[Figure content listings]
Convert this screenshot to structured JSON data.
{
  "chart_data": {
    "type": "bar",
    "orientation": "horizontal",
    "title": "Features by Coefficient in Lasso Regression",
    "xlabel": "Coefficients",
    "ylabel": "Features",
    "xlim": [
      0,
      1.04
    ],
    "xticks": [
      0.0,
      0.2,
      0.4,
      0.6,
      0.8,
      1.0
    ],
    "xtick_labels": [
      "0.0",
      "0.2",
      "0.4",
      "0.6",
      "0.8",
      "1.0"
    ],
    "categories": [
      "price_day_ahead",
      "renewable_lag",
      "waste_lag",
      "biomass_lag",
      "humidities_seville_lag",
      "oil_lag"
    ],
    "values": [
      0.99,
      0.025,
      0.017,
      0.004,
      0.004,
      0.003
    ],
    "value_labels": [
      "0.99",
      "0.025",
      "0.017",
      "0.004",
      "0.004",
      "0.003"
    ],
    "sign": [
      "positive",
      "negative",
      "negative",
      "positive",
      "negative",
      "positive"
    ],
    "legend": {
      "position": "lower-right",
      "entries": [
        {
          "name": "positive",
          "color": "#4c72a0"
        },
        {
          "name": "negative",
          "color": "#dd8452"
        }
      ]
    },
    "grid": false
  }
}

* * *

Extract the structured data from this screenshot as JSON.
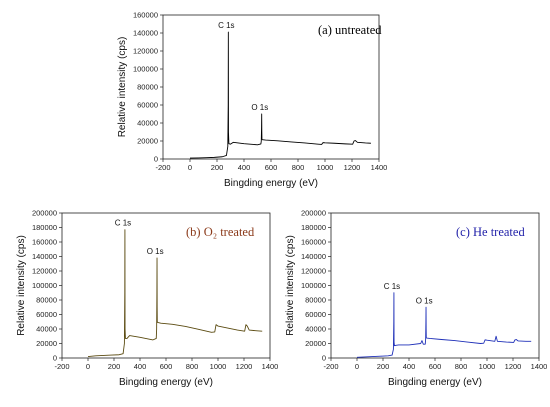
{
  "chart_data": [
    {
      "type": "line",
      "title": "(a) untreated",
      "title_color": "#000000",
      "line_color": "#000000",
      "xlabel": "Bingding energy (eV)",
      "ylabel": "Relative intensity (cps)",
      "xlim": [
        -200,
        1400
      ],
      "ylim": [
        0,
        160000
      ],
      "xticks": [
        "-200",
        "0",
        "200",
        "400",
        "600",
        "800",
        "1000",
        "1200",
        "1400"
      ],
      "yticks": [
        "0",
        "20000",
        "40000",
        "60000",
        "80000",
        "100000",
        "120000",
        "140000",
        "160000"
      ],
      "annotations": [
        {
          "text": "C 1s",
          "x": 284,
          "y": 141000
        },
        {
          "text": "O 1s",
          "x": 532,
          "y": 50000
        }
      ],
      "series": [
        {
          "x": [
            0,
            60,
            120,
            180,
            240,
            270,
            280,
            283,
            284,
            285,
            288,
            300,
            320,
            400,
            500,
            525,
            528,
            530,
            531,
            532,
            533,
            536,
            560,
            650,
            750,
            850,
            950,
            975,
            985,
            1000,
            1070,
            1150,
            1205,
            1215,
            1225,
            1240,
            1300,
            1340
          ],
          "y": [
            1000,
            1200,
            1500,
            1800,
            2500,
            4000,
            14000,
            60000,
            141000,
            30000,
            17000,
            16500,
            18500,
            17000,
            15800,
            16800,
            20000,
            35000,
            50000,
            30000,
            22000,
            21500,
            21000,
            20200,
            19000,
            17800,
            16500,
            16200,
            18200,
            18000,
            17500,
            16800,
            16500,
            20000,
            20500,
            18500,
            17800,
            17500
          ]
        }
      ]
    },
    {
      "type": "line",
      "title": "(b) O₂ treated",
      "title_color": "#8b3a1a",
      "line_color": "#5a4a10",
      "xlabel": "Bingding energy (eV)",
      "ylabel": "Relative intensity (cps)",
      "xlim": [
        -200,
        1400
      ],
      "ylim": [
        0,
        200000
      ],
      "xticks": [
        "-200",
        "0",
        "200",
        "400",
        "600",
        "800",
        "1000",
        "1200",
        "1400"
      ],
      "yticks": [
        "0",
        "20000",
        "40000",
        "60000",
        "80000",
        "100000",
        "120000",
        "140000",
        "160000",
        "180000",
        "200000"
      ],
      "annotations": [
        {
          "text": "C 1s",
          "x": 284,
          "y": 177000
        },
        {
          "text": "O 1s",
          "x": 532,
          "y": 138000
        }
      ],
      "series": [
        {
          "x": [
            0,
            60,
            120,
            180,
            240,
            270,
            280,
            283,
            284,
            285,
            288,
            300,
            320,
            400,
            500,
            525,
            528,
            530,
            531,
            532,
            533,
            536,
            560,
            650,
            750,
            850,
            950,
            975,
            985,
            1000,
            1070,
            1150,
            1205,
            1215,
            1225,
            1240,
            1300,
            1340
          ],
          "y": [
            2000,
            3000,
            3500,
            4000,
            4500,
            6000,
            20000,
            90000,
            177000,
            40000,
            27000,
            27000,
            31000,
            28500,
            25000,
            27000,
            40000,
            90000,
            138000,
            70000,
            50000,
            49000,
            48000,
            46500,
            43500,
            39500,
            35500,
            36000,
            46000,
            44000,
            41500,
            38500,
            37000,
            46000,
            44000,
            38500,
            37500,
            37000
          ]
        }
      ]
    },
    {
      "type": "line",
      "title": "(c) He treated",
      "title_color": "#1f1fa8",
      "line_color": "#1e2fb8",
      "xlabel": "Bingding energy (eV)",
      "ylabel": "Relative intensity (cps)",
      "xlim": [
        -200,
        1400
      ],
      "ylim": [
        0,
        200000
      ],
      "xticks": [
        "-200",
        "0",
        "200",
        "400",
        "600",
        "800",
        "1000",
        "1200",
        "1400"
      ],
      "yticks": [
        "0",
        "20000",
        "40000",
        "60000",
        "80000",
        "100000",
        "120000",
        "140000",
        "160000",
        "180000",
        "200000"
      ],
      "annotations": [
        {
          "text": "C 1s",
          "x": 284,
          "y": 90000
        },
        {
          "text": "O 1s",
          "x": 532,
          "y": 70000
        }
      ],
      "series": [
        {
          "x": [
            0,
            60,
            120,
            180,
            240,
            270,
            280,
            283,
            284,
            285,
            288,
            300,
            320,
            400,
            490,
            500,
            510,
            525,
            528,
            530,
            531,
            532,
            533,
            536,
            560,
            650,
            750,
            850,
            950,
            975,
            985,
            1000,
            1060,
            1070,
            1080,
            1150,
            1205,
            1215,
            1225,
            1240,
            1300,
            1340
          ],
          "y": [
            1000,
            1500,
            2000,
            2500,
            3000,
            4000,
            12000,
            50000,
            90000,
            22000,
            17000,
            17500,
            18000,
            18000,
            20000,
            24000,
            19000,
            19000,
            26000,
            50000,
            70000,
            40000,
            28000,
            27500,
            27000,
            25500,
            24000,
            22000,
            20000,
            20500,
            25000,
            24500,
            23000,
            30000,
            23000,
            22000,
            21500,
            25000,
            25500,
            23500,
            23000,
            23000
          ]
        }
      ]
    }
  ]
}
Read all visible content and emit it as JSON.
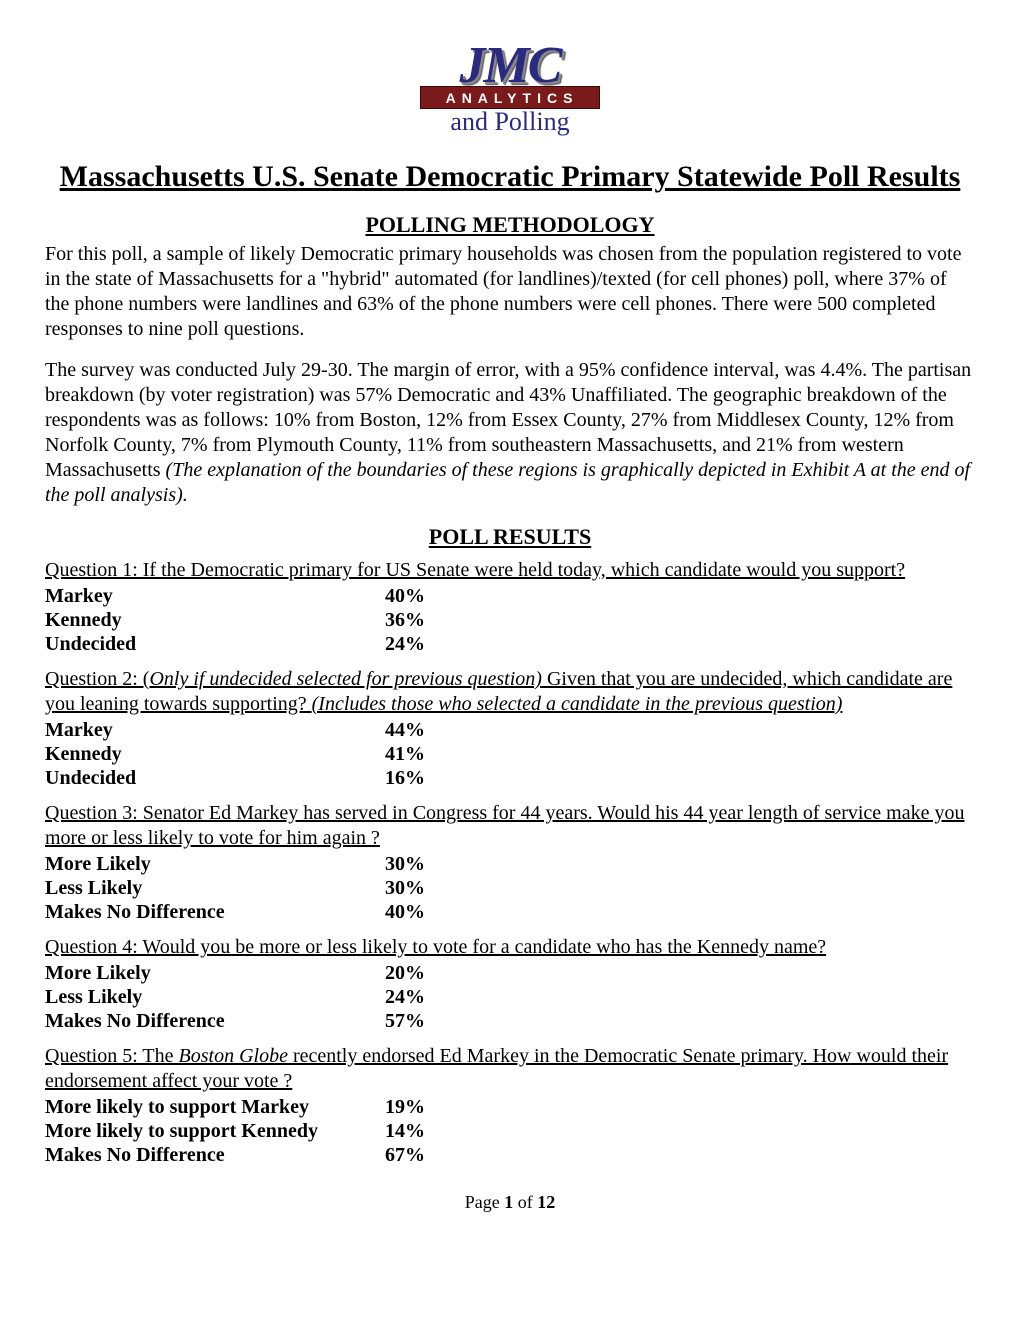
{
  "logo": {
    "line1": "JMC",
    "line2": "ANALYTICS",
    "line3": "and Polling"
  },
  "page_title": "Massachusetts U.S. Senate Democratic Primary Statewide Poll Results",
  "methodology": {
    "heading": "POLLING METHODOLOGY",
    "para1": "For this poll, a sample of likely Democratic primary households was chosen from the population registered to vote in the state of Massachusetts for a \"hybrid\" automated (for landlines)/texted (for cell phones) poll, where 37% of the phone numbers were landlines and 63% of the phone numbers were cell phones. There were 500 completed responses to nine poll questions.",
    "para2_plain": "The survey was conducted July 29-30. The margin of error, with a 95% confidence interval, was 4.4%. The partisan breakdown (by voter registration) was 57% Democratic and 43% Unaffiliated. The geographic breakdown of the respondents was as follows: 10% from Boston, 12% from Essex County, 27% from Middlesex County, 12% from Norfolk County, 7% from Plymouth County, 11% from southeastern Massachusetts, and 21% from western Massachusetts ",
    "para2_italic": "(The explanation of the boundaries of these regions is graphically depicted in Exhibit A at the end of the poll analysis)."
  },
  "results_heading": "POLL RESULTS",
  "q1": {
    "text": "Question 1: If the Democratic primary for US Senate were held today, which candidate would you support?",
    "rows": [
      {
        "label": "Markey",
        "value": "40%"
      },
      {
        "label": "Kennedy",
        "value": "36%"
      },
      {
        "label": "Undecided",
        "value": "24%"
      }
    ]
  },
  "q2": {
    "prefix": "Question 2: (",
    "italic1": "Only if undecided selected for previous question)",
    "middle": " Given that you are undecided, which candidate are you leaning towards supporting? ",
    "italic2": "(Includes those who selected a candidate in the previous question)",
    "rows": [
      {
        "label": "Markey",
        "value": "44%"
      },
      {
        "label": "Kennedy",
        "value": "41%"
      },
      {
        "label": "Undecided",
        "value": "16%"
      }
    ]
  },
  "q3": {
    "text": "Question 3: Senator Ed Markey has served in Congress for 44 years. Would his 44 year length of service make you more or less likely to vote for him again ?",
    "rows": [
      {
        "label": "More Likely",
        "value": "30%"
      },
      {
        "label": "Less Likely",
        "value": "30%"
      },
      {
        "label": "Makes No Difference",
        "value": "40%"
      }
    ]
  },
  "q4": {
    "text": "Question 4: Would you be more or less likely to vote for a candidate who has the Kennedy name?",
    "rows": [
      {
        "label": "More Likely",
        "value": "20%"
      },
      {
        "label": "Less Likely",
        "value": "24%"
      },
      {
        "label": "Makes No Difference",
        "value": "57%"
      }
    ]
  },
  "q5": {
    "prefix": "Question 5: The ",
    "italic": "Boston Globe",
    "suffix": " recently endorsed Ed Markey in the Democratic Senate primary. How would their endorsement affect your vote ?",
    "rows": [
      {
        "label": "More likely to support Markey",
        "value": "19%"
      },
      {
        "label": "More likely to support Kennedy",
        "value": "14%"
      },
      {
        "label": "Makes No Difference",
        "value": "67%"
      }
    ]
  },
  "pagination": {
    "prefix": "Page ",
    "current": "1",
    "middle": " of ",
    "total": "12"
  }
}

▶ _THE REQUEST_:
From the data above, gather every line that includes the word "candidate".

▶ _TASK ANSWER_:
    "text": "Question 1: If the Democratic primary for US Senate were held today, which candidate would you support?",
    "middle": " Given that you are undecided, which candidate are you leaning towards supporting? ",
    "italic2": "(Includes those who selected a candidate in the previous question)",
    "text": "Question 4: Would you be more or less likely to vote for a candidate who has the Kennedy name?",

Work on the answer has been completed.